== To do ==
Show every line of the records below that contains the word "form".

^^^^

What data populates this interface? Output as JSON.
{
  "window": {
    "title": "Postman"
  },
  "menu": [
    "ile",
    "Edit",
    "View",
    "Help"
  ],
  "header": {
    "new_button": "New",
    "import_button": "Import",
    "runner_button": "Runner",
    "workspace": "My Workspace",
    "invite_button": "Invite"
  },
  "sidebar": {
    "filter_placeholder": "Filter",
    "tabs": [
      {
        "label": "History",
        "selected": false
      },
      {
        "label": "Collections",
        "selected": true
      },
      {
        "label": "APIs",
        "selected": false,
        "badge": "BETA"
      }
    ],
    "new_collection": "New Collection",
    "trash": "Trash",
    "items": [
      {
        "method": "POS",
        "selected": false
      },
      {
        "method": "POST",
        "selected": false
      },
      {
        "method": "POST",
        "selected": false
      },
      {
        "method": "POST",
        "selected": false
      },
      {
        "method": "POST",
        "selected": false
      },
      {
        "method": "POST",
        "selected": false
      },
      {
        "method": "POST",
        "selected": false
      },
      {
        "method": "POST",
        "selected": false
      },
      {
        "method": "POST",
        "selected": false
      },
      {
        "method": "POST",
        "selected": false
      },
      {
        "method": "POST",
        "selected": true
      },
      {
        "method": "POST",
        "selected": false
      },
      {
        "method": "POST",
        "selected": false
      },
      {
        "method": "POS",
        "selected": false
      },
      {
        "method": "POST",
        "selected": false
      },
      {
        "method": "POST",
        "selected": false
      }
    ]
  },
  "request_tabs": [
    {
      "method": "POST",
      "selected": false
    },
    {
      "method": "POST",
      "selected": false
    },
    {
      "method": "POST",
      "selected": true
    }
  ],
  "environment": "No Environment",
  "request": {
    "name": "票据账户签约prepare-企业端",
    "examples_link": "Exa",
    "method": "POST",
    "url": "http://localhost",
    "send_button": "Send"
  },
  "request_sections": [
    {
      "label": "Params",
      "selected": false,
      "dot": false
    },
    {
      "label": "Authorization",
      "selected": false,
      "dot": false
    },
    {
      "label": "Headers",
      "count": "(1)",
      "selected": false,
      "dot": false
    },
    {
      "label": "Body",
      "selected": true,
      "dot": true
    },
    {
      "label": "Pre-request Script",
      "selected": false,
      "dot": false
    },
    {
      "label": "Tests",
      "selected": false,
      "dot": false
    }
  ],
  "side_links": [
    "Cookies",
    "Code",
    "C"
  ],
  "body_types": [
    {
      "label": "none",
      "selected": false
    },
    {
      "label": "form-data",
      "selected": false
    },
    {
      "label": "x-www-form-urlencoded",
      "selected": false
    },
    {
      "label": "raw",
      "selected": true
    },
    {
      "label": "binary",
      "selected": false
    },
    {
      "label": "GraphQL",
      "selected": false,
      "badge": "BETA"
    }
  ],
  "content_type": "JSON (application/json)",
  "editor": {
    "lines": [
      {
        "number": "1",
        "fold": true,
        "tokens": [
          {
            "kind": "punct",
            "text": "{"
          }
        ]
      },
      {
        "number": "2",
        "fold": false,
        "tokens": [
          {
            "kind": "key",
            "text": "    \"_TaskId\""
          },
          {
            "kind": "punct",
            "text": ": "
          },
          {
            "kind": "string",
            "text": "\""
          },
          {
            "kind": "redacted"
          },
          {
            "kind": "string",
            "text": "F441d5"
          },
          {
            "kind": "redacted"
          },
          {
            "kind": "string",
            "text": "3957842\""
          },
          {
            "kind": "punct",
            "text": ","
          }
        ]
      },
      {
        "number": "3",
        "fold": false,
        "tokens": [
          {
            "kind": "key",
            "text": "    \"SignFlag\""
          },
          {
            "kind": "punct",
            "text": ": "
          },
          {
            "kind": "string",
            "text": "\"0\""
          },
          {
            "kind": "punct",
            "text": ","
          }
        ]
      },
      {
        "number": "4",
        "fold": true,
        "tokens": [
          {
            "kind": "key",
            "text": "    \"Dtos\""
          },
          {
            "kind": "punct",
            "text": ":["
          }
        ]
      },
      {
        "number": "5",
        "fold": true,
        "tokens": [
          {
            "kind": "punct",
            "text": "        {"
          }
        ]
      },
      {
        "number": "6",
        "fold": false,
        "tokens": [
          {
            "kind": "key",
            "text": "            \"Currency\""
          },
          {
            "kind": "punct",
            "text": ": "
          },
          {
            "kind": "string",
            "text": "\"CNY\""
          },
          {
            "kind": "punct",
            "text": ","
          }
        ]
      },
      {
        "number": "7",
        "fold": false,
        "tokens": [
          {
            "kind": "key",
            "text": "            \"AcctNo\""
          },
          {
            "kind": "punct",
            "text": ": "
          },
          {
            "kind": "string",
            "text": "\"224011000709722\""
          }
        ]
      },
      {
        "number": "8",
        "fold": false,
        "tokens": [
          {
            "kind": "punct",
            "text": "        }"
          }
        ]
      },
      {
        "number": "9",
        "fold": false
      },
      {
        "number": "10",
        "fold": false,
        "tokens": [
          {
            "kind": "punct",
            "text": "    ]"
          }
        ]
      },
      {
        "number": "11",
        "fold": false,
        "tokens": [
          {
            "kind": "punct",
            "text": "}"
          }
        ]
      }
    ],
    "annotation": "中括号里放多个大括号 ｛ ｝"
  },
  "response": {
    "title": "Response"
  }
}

^^^^

== Written answer ==
      "label": "form-data",
      "label": "x-www-form-urlencoded",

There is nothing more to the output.